* _WHAT IS ASKED_:
Find each line with the string "text" and copy it.

* _SUPPLIED RECORDS_:
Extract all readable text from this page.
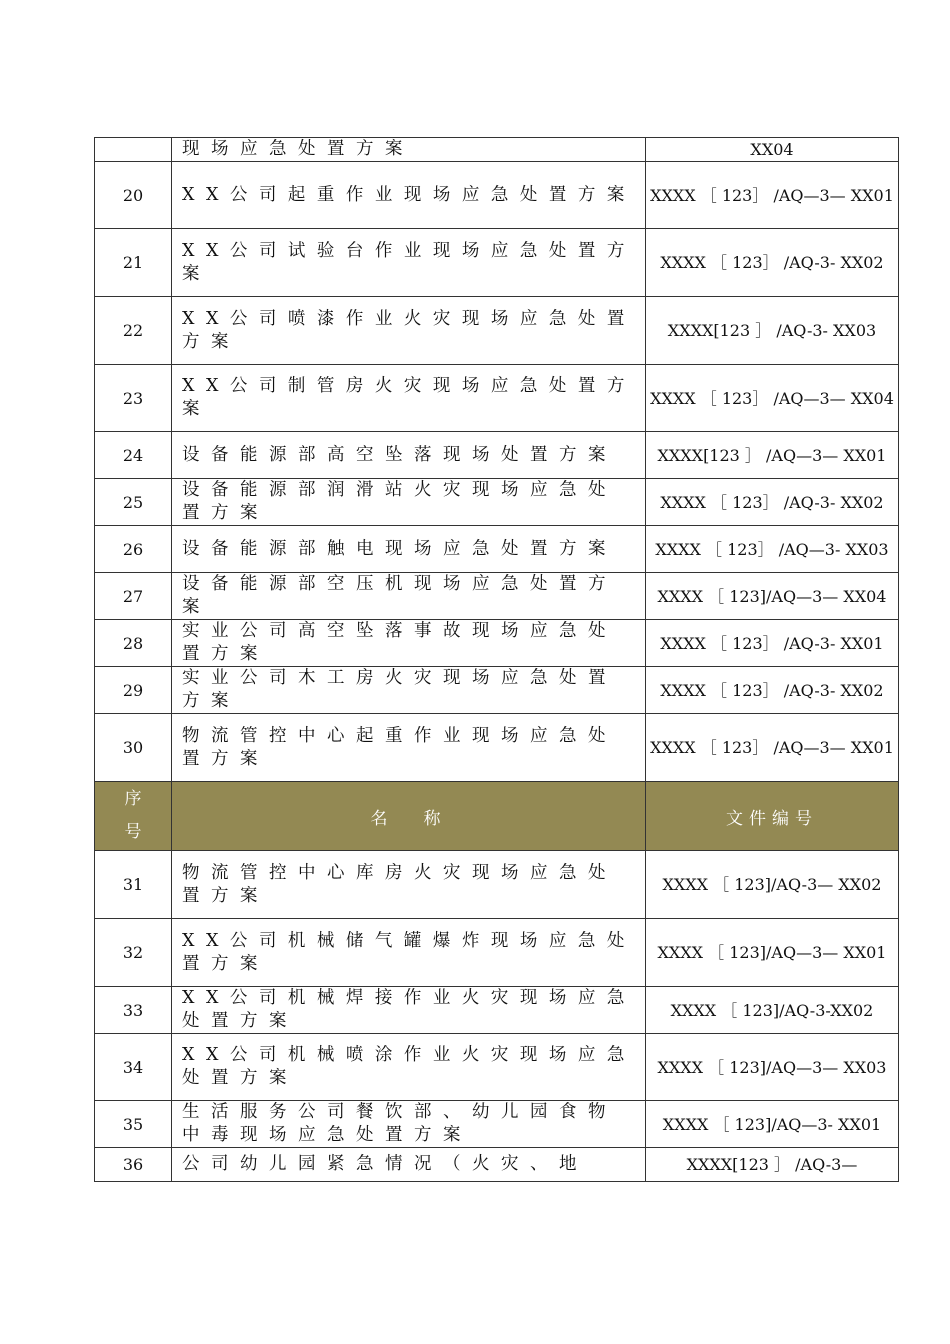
	现场应急处置方案	XX04
20	XX公司起重作业现场应急处置方案	XXXX ［ 123］ /AQ—3— XX01
21	XX公司试验台作业现场应急处置方案	XXXX ［ 123］ /AQ-3- XX02
22	XX公司喷漆作业火灾现场应急处置方案	XXXX[123 ］ /AQ-3- XX03
23	XX公司制管房火灾现场应急处置方案	XXXX ［ 123］ /AQ—3— XX04
24	设备能源部高空坠落现场处置方案	XXXX[123 ］ /AQ—3— XX01
25	设备能源部润滑站火灾现场应急处置方案	XXXX ［ 123］ /AQ-3- XX02
26	设备能源部触电现场应急处置方案	XXXX ［ 123］ /AQ—3- XX03
27	设备能源部空压机现场应急处置方案	XXXX ［ 123]/AQ—3— XX04
28	实业公司高空坠落事故现场应急处置方案	XXXX ［ 123］ /AQ-3- XX01
29	实业公司木工房火灾现场应急处置方案	XXXX ［ 123］ /AQ-3- XX02
30	物流管控中心起重作业现场应急处置方案	XXXX ［ 123］ /AQ—3— XX01
序号	名 称	文件编号
31	物流管控中心库房火灾现场应急处置方案	XXXX ［ 123]/AQ-3— XX02
32	XX公司机械储气罐爆炸现场应急处置方案	XXXX ［ 123]/AQ—3— XX01
33	XX公司机械焊接作业火灾现场应急处置方案	XXXX ［ 123]/AQ-3-XX02
34	XX公司机械喷涂作业火灾现场应急处置方案	XXXX ［ 123]/AQ—3— XX03
35	生活服务公司餐饮部、幼儿园食物中毒现场应急处置方案	XXXX ［ 123]/AQ—3- XX01
36	公司幼儿园紧急情况（火灾、地	XXXX[123 ］ /AQ-3—
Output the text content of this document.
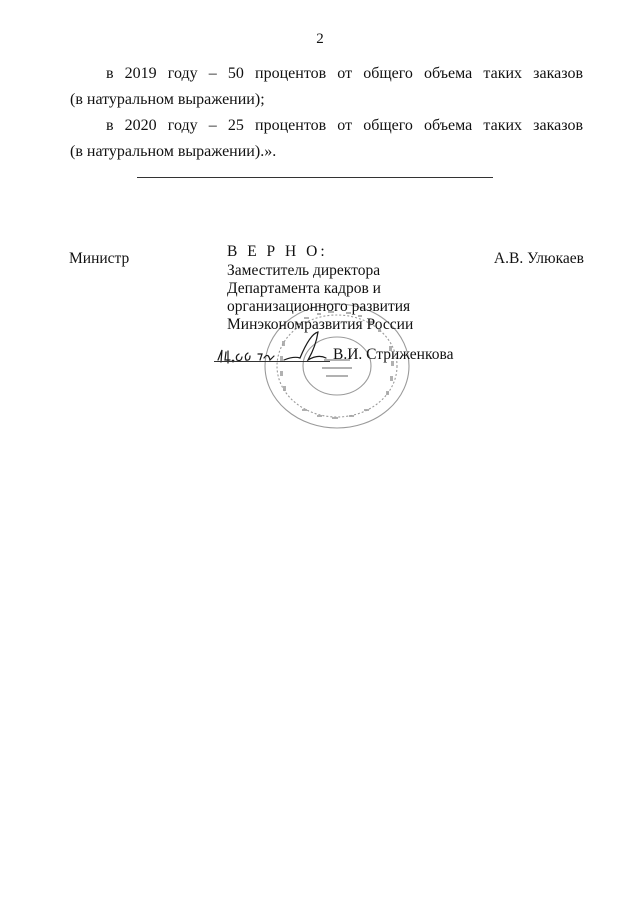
2
в 2019 году – 50 процентов от общего объема таких заказов
(в натуральном выражении);
в 2020 году – 25 процентов от общего объема таких заказов
(в натуральном выражении).».
Министр	А.В. Улюкаев
В Е Р Н О:
Заместитель директора
Департамента кадров и
организационного развития
Минэкономразвития России
В.И. Стриженкова
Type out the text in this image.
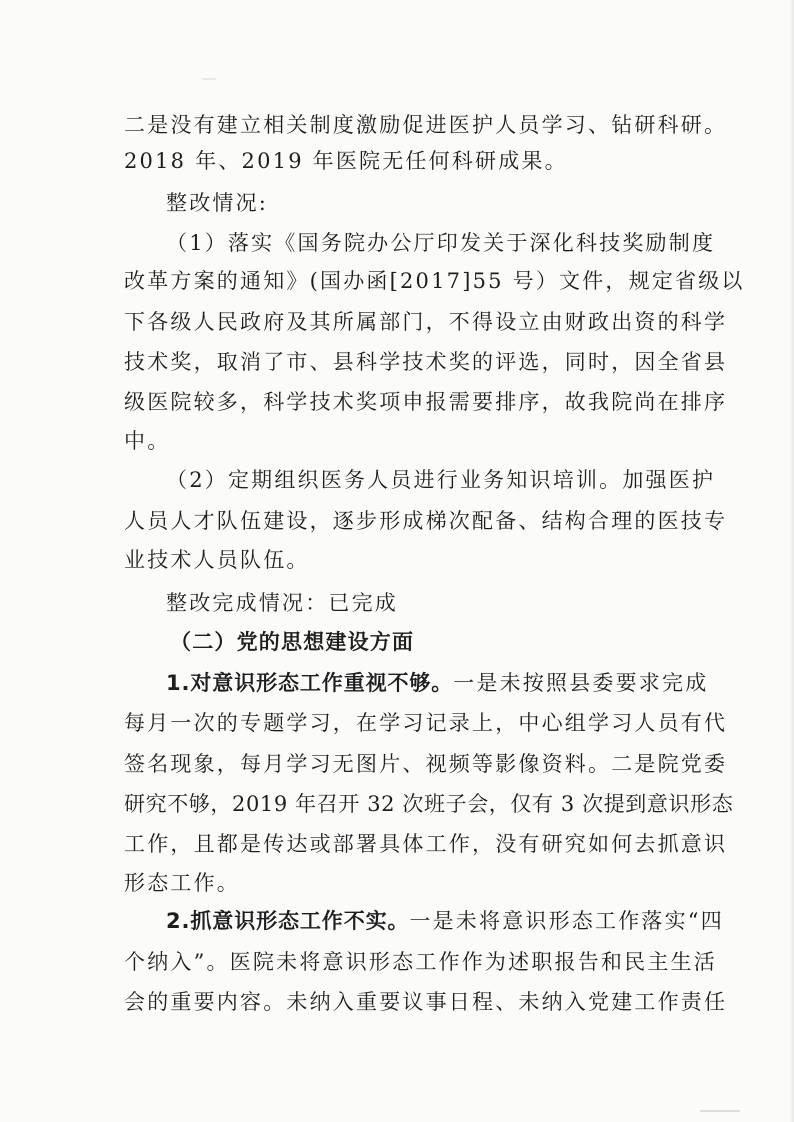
二是没有建立相关制度激励促进医护人员学习、钻研科研。
2018 年、2019 年医院无任何科研成果。
整改情况:
（1）落实《国务院办公厅印发关于深化科技奖励制度
改革方案的通知》(国办函[2017]55 号）文件，规定省级以
下各级人民政府及其所属部门，不得设立由财政出资的科学
技术奖，取消了市、县科学技术奖的评选，同时，因全省县
级医院较多，科学技术奖项申报需要排序，故我院尚在排序
中。
（2）定期组织医务人员进行业务知识培训。加强医护
人员人才队伍建设，逐步形成梯次配备、结构合理的医技专
业技术人员队伍。
整改完成情况：已完成
（二）党的思想建设方面
1.对意识形态工作重视不够。一是未按照县委要求完成
每月一次的专题学习，在学习记录上，中心组学习人员有代
签名现象，每月学习无图片、视频等影像资料。二是院党委
研究不够，2019 年召开 32 次班子会，仅有 3 次提到意识形态
工作，且都是传达或部署具体工作，没有研究如何去抓意识
形态工作。
2.抓意识形态工作不实。一是未将意识形态工作落实“四
个纳入”。医院未将意识形态工作作为述职报告和民主生活
会的重要内容。未纳入重要议事日程、未纳入党建工作责任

* _WRITTEN SOLUTION_:
Extract all readable text from this page.
Output the text content of this document.
Type out the text in this image.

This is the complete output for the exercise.